-------- RECORDS TO PROCESS --------
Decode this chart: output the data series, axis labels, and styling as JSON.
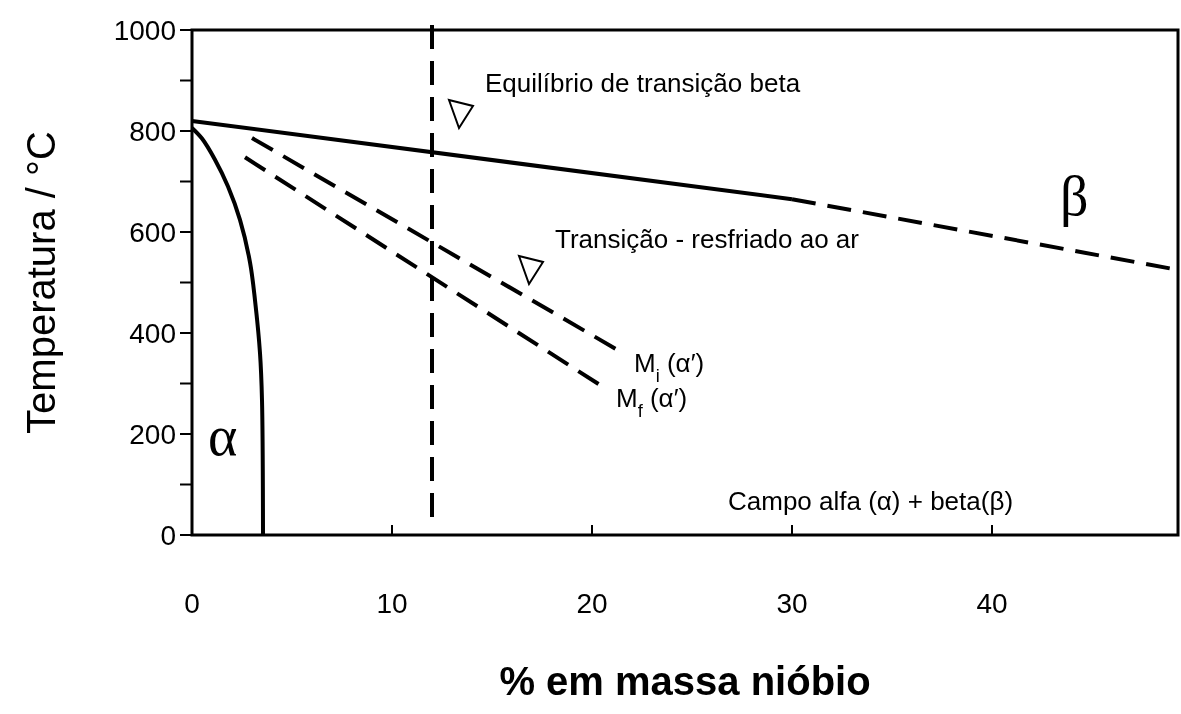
{
  "chart_data": {
    "type": "line",
    "xlabel": "% em massa nióbio",
    "ylabel": "Temperatura / °C",
    "xlim": [
      0,
      49.3
    ],
    "ylim": [
      0,
      1000
    ],
    "xticks": [
      0,
      10,
      20,
      30,
      40
    ],
    "yticks": [
      0,
      {
        "value": 100,
        "label": null
      },
      200,
      {
        "value": 300,
        "label": null
      },
      400,
      {
        "value": 500,
        "label": null
      },
      600,
      {
        "value": 700,
        "label": null
      },
      800,
      {
        "value": 900,
        "label": null
      },
      1000
    ],
    "series": [
      {
        "color": "#000000",
        "line_style": "solid",
        "x": [
          0,
          30
        ],
        "values": [
          820,
          665
        ]
      },
      {
        "color": "#000000",
        "line_style": "dashed",
        "x": [
          30,
          49.3
        ],
        "values": [
          665,
          525
        ]
      },
      {
        "color": "#000000",
        "line_style": "solid",
        "x": [
          0,
          0.5,
          1.15,
          1.8,
          2.4,
          2.9,
          3.15,
          3.4,
          3.5,
          3.55
        ],
        "values": [
          806,
          785,
          743,
          690,
          624,
          540,
          465,
          360,
          267,
          0
        ]
      },
      {
        "name": "M$_{i}$ (α′)",
        "color": "#000000",
        "line_style": "dashed",
        "x": [
          3,
          21.3
        ],
        "values": [
          786,
          366
        ]
      },
      {
        "name": "M$_{f}$ (α′)",
        "color": "#000000",
        "line_style": "dashed",
        "x": [
          2.65,
          20.4
        ],
        "values": [
          748,
          297
        ]
      }
    ],
    "ref_lines": [
      {
        "axis": "x",
        "value": 12,
        "color": "#000000",
        "line_style": "dashed"
      }
    ],
    "annotations": [
      "Equilíbrio de transição beta",
      "Transição - resfriado ao ar",
      "α",
      "β",
      "Campo alfa (α) + beta(β)"
    ]
  }
}
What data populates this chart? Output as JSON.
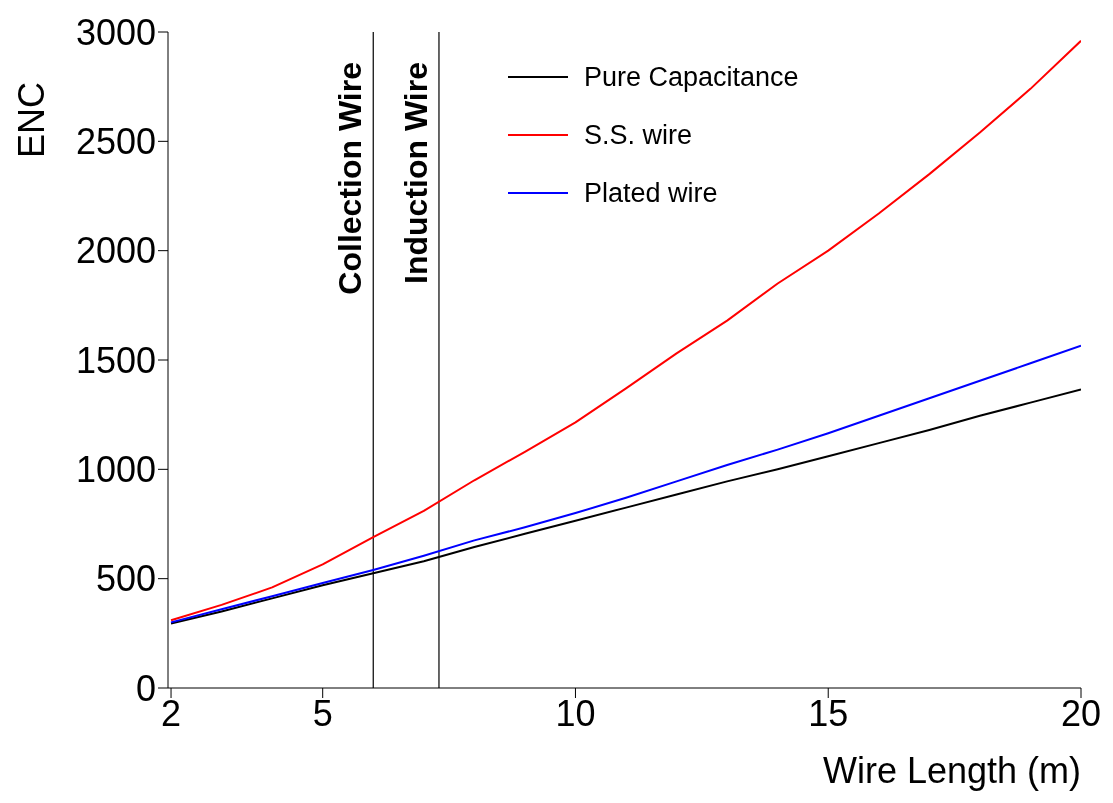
{
  "chart_data": {
    "type": "line",
    "xlabel": "Wire Length (m)",
    "ylabel": "ENC",
    "xlim": [
      1.94,
      20
    ],
    "xticks": [
      2,
      5,
      10,
      15,
      20
    ],
    "ylim": [
      0,
      3000
    ],
    "yticks": [
      0,
      500,
      1000,
      1500,
      2000,
      2500,
      3000
    ],
    "x": [
      2,
      3,
      4,
      5,
      6,
      7,
      8,
      9,
      10,
      11,
      12,
      13,
      14,
      15,
      16,
      17,
      18,
      19,
      20
    ],
    "series": [
      {
        "name": "Pure Capacitance",
        "color": "#000000",
        "values": [
          295,
          350,
          410,
          470,
          525,
          580,
          645,
          705,
          765,
          825,
          885,
          945,
          1000,
          1060,
          1120,
          1180,
          1245,
          1305,
          1365
        ]
      },
      {
        "name": "S.S. wire",
        "color": "#ff0000",
        "values": [
          310,
          380,
          460,
          565,
          690,
          810,
          950,
          1080,
          1215,
          1370,
          1530,
          1680,
          1850,
          2000,
          2170,
          2350,
          2540,
          2740,
          2960
        ]
      },
      {
        "name": "Plated wire",
        "color": "#0000ff",
        "values": [
          300,
          360,
          420,
          480,
          540,
          605,
          675,
          735,
          800,
          870,
          945,
          1020,
          1090,
          1165,
          1245,
          1325,
          1405,
          1485,
          1565
        ]
      }
    ],
    "ref_lines": [
      {
        "axis": "x",
        "value": 6,
        "label": "Collection  Wire",
        "color": "#000000"
      },
      {
        "axis": "x",
        "value": 7.3,
        "label": "Induction  Wire",
        "color": "#000000"
      }
    ],
    "grid": false,
    "legend": "top right",
    "marker": "none",
    "line_style": "solid"
  }
}
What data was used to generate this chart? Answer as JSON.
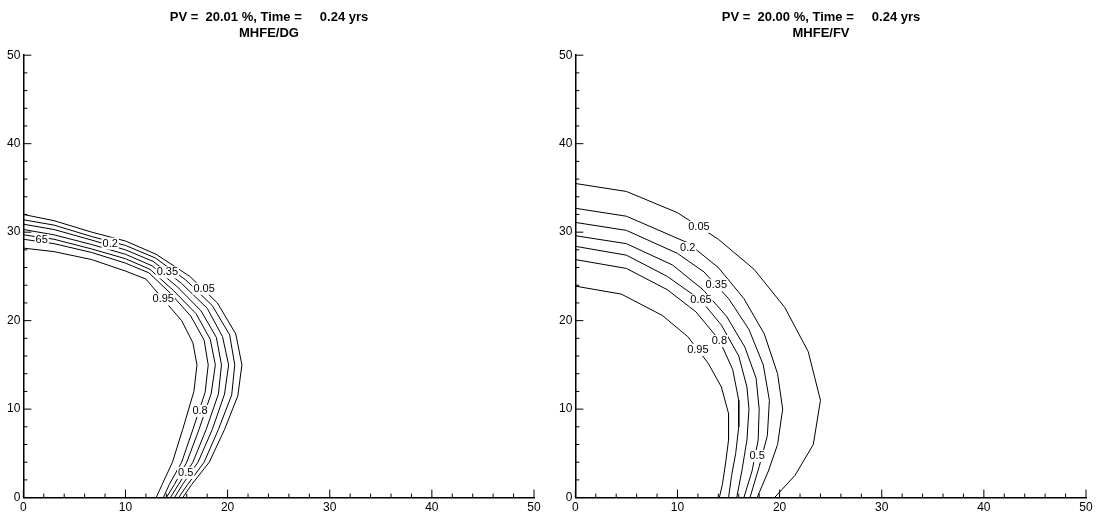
{
  "chart_data": [
    {
      "type": "line",
      "title": "PV =  20.01 %, Time =     0.24 yrs",
      "subtitle": "MHFE/DG",
      "marker": "none",
      "xlim": [
        0,
        50
      ],
      "ylim": [
        0,
        50
      ],
      "xticks": [
        0,
        {
          "value": 2,
          "label": null
        },
        {
          "value": 4,
          "label": null
        },
        {
          "value": 6,
          "label": null
        },
        {
          "value": 8,
          "label": null
        },
        10,
        {
          "value": 12,
          "label": null
        },
        {
          "value": 14,
          "label": null
        },
        {
          "value": 16,
          "label": null
        },
        {
          "value": 18,
          "label": null
        },
        20,
        {
          "value": 22,
          "label": null
        },
        {
          "value": 24,
          "label": null
        },
        {
          "value": 26,
          "label": null
        },
        {
          "value": 28,
          "label": null
        },
        30,
        {
          "value": 32,
          "label": null
        },
        {
          "value": 34,
          "label": null
        },
        {
          "value": 36,
          "label": null
        },
        {
          "value": 38,
          "label": null
        },
        40,
        {
          "value": 42,
          "label": null
        },
        {
          "value": 44,
          "label": null
        },
        {
          "value": 46,
          "label": null
        },
        {
          "value": 48,
          "label": null
        },
        50
      ],
      "yticks": [
        0,
        {
          "value": 2,
          "label": null
        },
        {
          "value": 4,
          "label": null
        },
        {
          "value": 6,
          "label": null
        },
        {
          "value": 8,
          "label": null
        },
        10,
        {
          "value": 12,
          "label": null
        },
        {
          "value": 14,
          "label": null
        },
        {
          "value": 16,
          "label": null
        },
        {
          "value": 18,
          "label": null
        },
        20,
        {
          "value": 22,
          "label": null
        },
        {
          "value": 24,
          "label": null
        },
        {
          "value": 26,
          "label": null
        },
        {
          "value": 28,
          "label": null
        },
        30,
        {
          "value": 32,
          "label": null
        },
        {
          "value": 34,
          "label": null
        },
        {
          "value": 36,
          "label": null
        },
        {
          "value": 38,
          "label": null
        },
        40,
        {
          "value": 42,
          "label": null
        },
        {
          "value": 44,
          "label": null
        },
        {
          "value": 46,
          "label": null
        },
        {
          "value": 48,
          "label": null
        },
        50
      ],
      "series": [
        {
          "color": "#000000",
          "x": [
            0,
            3,
            6.7,
            10,
            13,
            16.3,
            19,
            20.8,
            21.4,
            21,
            19.7,
            18.2,
            16.5,
            15.6
          ],
          "values": [
            32,
            31.3,
            30,
            29,
            27.5,
            25,
            22,
            18.5,
            15,
            11.5,
            7.7,
            4,
            1.5,
            0
          ]
        },
        {
          "color": "#000000",
          "x": [
            0,
            3,
            6.7,
            10,
            12.9,
            15.9,
            18.5,
            20.2,
            20.7,
            20.4,
            19.1,
            17.7,
            16.1,
            15.2
          ],
          "values": [
            31.4,
            30.8,
            29.5,
            28.5,
            27.1,
            24.6,
            21.7,
            18.4,
            15,
            11.6,
            7.7,
            4,
            1.5,
            0
          ]
        },
        {
          "color": "#000000",
          "x": [
            0,
            3,
            6.7,
            10,
            12.7,
            15.5,
            18,
            19.5,
            20.1,
            19.7,
            18.5,
            17.1,
            15.6,
            14.8
          ],
          "values": [
            30.9,
            30.3,
            29.1,
            28,
            26.7,
            24.2,
            21.4,
            18.2,
            15,
            11.7,
            7.7,
            4,
            1.5,
            0
          ]
        },
        {
          "color": "#000000",
          "x": [
            0,
            3,
            6.7,
            10,
            12.6,
            15.1,
            17.4,
            18.9,
            19.4,
            19.1,
            17.9,
            16.6,
            15.2,
            14.4
          ],
          "values": [
            30.3,
            29.7,
            28.6,
            27.5,
            26.2,
            23.8,
            21.1,
            18.1,
            15,
            11.7,
            7.7,
            4,
            1.5,
            0
          ]
        },
        {
          "color": "#000000",
          "x": [
            0,
            3,
            6.7,
            10,
            12.4,
            14.7,
            16.9,
            18.3,
            18.8,
            18.4,
            17.2,
            16,
            14.8,
            14
          ],
          "values": [
            29.7,
            29.2,
            28.1,
            27,
            25.8,
            23.4,
            20.8,
            17.9,
            15,
            11.8,
            7.7,
            4,
            1.5,
            0
          ]
        },
        {
          "color": "#000000",
          "x": [
            0,
            3,
            6.7,
            10,
            12.3,
            14.4,
            16.4,
            17.7,
            18.1,
            17.8,
            16.6,
            15.5,
            14.3,
            13.7
          ],
          "values": [
            29.2,
            28.7,
            27.7,
            26.5,
            25.4,
            23.1,
            20.5,
            17.8,
            15,
            11.9,
            7.7,
            4,
            1.5,
            0
          ]
        },
        {
          "color": "#000000",
          "x": [
            0,
            3,
            6.7,
            10,
            12,
            13.7,
            15.5,
            16.6,
            17,
            16.7,
            15.6,
            14.6,
            13.6,
            13
          ],
          "values": [
            28.2,
            27.8,
            26.9,
            25.6,
            24.7,
            22.4,
            20,
            17.5,
            15,
            12,
            7.7,
            4,
            1.5,
            0
          ]
        }
      ],
      "annotations": [
        {
          "text": "65",
          "x": 1.8,
          "y": 29.1
        },
        {
          "text": "0.2",
          "x": 8.5,
          "y": 28.7
        },
        {
          "text": "0.05",
          "x": 17.7,
          "y": 23.6
        },
        {
          "text": "0.35",
          "x": 14.1,
          "y": 25.45
        },
        {
          "text": "0.95",
          "x": 13.7,
          "y": 22.4
        },
        {
          "text": "0.8",
          "x": 17.3,
          "y": 9.8
        },
        {
          "text": "0.5",
          "x": 15.9,
          "y": 2.8
        }
      ]
    },
    {
      "type": "line",
      "title": "PV =  20.00 %, Time =     0.24 yrs",
      "subtitle": "MHFE/FV",
      "marker": "none",
      "xlim": [
        0,
        50
      ],
      "ylim": [
        0,
        50
      ],
      "xticks": [
        0,
        {
          "value": 2,
          "label": null
        },
        {
          "value": 4,
          "label": null
        },
        {
          "value": 6,
          "label": null
        },
        {
          "value": 8,
          "label": null
        },
        10,
        {
          "value": 12,
          "label": null
        },
        {
          "value": 14,
          "label": null
        },
        {
          "value": 16,
          "label": null
        },
        {
          "value": 18,
          "label": null
        },
        20,
        {
          "value": 22,
          "label": null
        },
        {
          "value": 24,
          "label": null
        },
        {
          "value": 26,
          "label": null
        },
        {
          "value": 28,
          "label": null
        },
        30,
        {
          "value": 32,
          "label": null
        },
        {
          "value": 34,
          "label": null
        },
        {
          "value": 36,
          "label": null
        },
        {
          "value": 38,
          "label": null
        },
        40,
        {
          "value": 42,
          "label": null
        },
        {
          "value": 44,
          "label": null
        },
        {
          "value": 46,
          "label": null
        },
        {
          "value": 48,
          "label": null
        },
        50
      ],
      "yticks": [
        0,
        {
          "value": 2,
          "label": null
        },
        {
          "value": 4,
          "label": null
        },
        {
          "value": 6,
          "label": null
        },
        {
          "value": 8,
          "label": null
        },
        10,
        {
          "value": 12,
          "label": null
        },
        {
          "value": 14,
          "label": null
        },
        {
          "value": 16,
          "label": null
        },
        {
          "value": 18,
          "label": null
        },
        20,
        {
          "value": 22,
          "label": null
        },
        {
          "value": 24,
          "label": null
        },
        {
          "value": 26,
          "label": null
        },
        {
          "value": 28,
          "label": null
        },
        30,
        {
          "value": 32,
          "label": null
        },
        {
          "value": 34,
          "label": null
        },
        {
          "value": 36,
          "label": null
        },
        {
          "value": 38,
          "label": null
        },
        40,
        {
          "value": 42,
          "label": null
        },
        {
          "value": 44,
          "label": null
        },
        {
          "value": 46,
          "label": null
        },
        {
          "value": 48,
          "label": null
        },
        50
      ],
      "series": [
        {
          "color": "#000000",
          "x": [
            0,
            5,
            10,
            14,
            17.5,
            20.5,
            22.8,
            24,
            23.3,
            21.5,
            19.5
          ],
          "values": [
            35.5,
            34.6,
            32.2,
            29.2,
            25.8,
            21.5,
            16.5,
            11,
            6,
            2.5,
            0
          ]
        },
        {
          "color": "#000000",
          "x": [
            0,
            5,
            11,
            14,
            16.5,
            18.5,
            19.8,
            20.3,
            19.8,
            18.9,
            17.8
          ],
          "values": [
            32.7,
            31.8,
            28.8,
            26,
            22.5,
            18.5,
            14,
            10,
            6,
            3,
            0
          ]
        },
        {
          "color": "#000000",
          "x": [
            0,
            5,
            10,
            12.6,
            15,
            17,
            18.4,
            19,
            18.8,
            18,
            17.1
          ],
          "values": [
            31.1,
            30.2,
            27.6,
            25.5,
            22.5,
            19,
            15,
            11,
            7,
            3.5,
            0
          ]
        },
        {
          "color": "#000000",
          "x": [
            0,
            5,
            9.5,
            12.5,
            14.8,
            16.6,
            17.7,
            18,
            17.9,
            17.3,
            16.5
          ],
          "values": [
            29.6,
            28.7,
            26.3,
            23.5,
            20.5,
            17,
            13.5,
            10,
            6.5,
            3,
            0
          ]
        },
        {
          "color": "#000000",
          "x": [
            0,
            5,
            9,
            12.3,
            14.3,
            16,
            16.8,
            17,
            16.8,
            16.3,
            15.8
          ],
          "values": [
            28.4,
            27.4,
            25,
            22.3,
            19.5,
            16,
            12.5,
            10,
            6.5,
            3,
            0
          ]
        },
        {
          "color": "#000000",
          "x": [
            0,
            5,
            9,
            11.8,
            14.1,
            15.4,
            16,
            16,
            15.7,
            15.3,
            15
          ],
          "values": [
            26.9,
            25.9,
            23.5,
            21,
            17.8,
            14.5,
            11,
            8,
            5,
            2.5,
            0
          ]
        },
        {
          "color": "#000000",
          "x": [
            0,
            4.5,
            8.5,
            11,
            13,
            14.3,
            15,
            15,
            14.7,
            14.4,
            14.1
          ],
          "values": [
            23.9,
            23,
            20.6,
            18.2,
            15.2,
            12.5,
            9.5,
            6.5,
            3.8,
            1.5,
            0
          ]
        }
      ],
      "annotations": [
        {
          "text": "0.05",
          "x": 12.1,
          "y": 30.6
        },
        {
          "text": "0.2",
          "x": 11,
          "y": 28.2
        },
        {
          "text": "0.35",
          "x": 13.8,
          "y": 24
        },
        {
          "text": "0.65",
          "x": 12.3,
          "y": 22.3
        },
        {
          "text": "0.8",
          "x": 14.1,
          "y": 17.7
        },
        {
          "text": "0.95",
          "x": 12,
          "y": 16.7
        },
        {
          "text": "0.5",
          "x": 17.8,
          "y": 4.7
        }
      ]
    }
  ]
}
--------
Take every line from the data above that holds "xlabel" and copy it out.

• **EXERCISE RESULT**
    "xlabel": "% em massa nióbio",
    "xlabel": "Wire Length (m)",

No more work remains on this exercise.